Selected extract >>

Devin Soule's Further Faster Playbook: Mastering the product-market fit journey
A startup's growth trajectory is frequently (and unfortunately) at the mercy of investors. So how can founders find advisors who look out for their startup’s interests?
We sat down with Devin Soule, co-founder of Further Faster, to hear what he’s learned from advising more than 60 founding teams. Further Faster is a Chicago-based venture studio helping pre-seed through Series A companies prototype, test, grow, and repeat until they’ve nailed the product and revenue model to secure their next round.
In this article, we dive into:
“Building a tech startup is extremely hard — and there’s a high probability of failure. You need the motivation to build something different and experiment with things you thought you knew the answers to.” - Devin Soule, Co-Founder, Further Faster
Further Faster’s playbook
Further Faster exists to help founders make the right decisions. This was directly inspired by all of the ways Devin and his co-founders have seen startups go wrong.
He finds that common founder mistakes fall into one of a few categories:
- Building tech
- Investing in growth
- Hiring before proof of scalable product-market fit
There's plenty of info out there about the lean startup methodology. It's easy to understand but could be applied better, which is reflected in the early-stage startup world's high failure rates.
The frequency of startup burnout is baked into VC infrastructure. They can afford that failure rate in their portfolio construction, but it's not good for founders.
So, Devin and his co-founders built Further Faster to help founders transcend the failure-enabling, VC-first model.
Their step-by-step process to develop both winning products and revenue models is as follows:
- Build around a set of clearly understood assumptions.
- Identify and prioritize the assumptions which are the highest risk and highest reward.
- Create rapid, capital-efficient methods to growth test these assumptions.
Those growth tests can inform revenue models, pricing, ease of customer acquisition, and time to customer loyalty. In other words, Further Faster gathers vital data to ensure they're successfully reducing client pain points.
Once they do so, the studio takes on a more tactical role, helping the startup:
- Design features & build products
- Locate technical talent
- Beta-test the product
After building product revenue and usage metrics, Further Faster also helps install exec talent, who’ll help them run gross sprints, fundraise, and operationalize hires as needed to scale.
"Having been on the founder’s side of things, it does not feel good to do everything a VC instructs you to do. That's why we want to be there for startups." - Devin Soule, Co-Founder, Further Faster
Four easy steps to position for scale
Attaining product-market fit is a classic roadblock in the startup journey.
Here, Devin has an array of advice for founders who want to continue scaling their companies — but haven’t found PMF yet.

[Stored items from a collection]
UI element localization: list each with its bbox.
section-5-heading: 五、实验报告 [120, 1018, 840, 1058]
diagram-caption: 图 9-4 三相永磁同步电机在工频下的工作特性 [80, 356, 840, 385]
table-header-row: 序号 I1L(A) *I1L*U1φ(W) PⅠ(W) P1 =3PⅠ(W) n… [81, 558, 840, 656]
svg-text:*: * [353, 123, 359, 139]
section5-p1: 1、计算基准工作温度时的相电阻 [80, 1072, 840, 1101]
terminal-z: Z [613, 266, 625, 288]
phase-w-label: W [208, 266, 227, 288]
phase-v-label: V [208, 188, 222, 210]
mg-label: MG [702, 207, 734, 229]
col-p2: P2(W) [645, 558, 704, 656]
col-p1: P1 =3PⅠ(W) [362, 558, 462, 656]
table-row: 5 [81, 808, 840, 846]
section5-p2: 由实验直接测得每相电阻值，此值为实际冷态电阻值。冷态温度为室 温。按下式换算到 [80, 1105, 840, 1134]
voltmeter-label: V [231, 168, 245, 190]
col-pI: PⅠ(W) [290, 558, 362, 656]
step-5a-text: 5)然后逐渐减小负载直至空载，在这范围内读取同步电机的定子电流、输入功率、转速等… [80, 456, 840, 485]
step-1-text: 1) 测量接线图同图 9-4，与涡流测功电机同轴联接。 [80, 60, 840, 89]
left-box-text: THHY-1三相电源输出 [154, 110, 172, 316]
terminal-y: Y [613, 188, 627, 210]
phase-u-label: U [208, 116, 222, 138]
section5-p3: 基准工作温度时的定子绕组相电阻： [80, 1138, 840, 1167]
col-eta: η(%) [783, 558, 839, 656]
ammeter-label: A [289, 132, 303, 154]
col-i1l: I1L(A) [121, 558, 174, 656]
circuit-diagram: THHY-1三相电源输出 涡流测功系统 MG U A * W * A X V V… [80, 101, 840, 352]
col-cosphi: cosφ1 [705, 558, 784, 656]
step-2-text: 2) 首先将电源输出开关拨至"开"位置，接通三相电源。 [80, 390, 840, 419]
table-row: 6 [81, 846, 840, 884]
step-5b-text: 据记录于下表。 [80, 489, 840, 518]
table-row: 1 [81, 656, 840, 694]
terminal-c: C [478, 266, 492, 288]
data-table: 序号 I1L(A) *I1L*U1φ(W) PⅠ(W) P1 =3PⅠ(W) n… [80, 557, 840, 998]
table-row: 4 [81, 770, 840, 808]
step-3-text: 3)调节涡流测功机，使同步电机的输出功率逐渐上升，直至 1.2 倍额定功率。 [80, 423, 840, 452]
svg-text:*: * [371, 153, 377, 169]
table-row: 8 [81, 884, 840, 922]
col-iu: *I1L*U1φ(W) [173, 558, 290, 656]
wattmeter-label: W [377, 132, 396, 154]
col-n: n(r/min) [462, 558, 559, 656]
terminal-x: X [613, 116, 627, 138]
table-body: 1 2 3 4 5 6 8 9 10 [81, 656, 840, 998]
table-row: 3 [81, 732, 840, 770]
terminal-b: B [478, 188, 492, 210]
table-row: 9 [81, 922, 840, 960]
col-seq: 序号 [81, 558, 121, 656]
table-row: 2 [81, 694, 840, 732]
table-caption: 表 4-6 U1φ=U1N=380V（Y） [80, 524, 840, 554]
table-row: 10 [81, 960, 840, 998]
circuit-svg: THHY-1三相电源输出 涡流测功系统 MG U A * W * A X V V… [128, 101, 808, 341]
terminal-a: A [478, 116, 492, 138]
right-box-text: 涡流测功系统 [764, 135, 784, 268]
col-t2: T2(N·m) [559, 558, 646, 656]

The tasks >>
- A) Repeat everything in the Further Faster playbook article from "- Identify and" down to "needed to scale.".
- B) Go on with the article about Devin Soule and Further Faster, starting right after its last sentence.

Task-by-task outputs >>
- A)
- Identify and prioritize the assumptions which are the highest risk and highest reward.
- Create rapid, capital-efficient methods to growth test these assumptions.
Those growth tests can inform revenue models, pricing, ease of customer acquisition, and time to customer loyalty. In other words, Further Faster gathers vital data to ensure they're successfully reducing client pain points.
Once they do so, the studio takes on a more tactical role, helping the startup:
- Design features & build products
- Locate technical talent
- Beta-test the product
After building product revenue and usage metrics, Further Faster also helps install exec talent, who’ll help them run gross sprints, fundraise, and operationalize hires as needed to scale.

- B)
1. Assess yourself as a founder
The first step is making two critical decisions:
- Do you have the passion? — You must build around something you’re passionate about because you’ll need bottomless motivation and energy to push through failures.
- Are you building a venture-scale business? — Consistent market research can tell you whether or not you should be structuring your business to attract VCs. Not all startups with the potential for life-altering wealth events are appropriate for VC funding.
2. Examine Potential ICPs & Their Pain Points
After establishing those parameters, founders should examine their startup’s ecosystem.
That means iteratively identifying target customers and measuring their most pressing pain points. Consider questions like:
- How much time, money, and energy is the user spending to solve this problem?
- What current software programs are they using?
- What are the workarounds of the problem?
Benchmark where people are with those pain points. Founders should be looking for the sort of data points that help formulate the statement:
“People are currently spending X amount of time, money, or energy on this problem. Through my research, I could reduce that by Y amount.”
This kind of hypothesis is crucial since founders often fall into the trap of wanting to sell without examining their market from every angle.
3. Take Stock of the Competition
Next, they need to zoom out to understand two factors:
- What the competition is doing — No lucrative market is undiscovered or uncompetitive.
- Whether the target market is large enough — Too small of a market means you won't make enough money.
To take stock of the competition, look specifically at large, incumbent competitors and ask:
- Could they easily pour money into a solution like mine and knock me out?
- What’s their niche or position in the market relative to mine?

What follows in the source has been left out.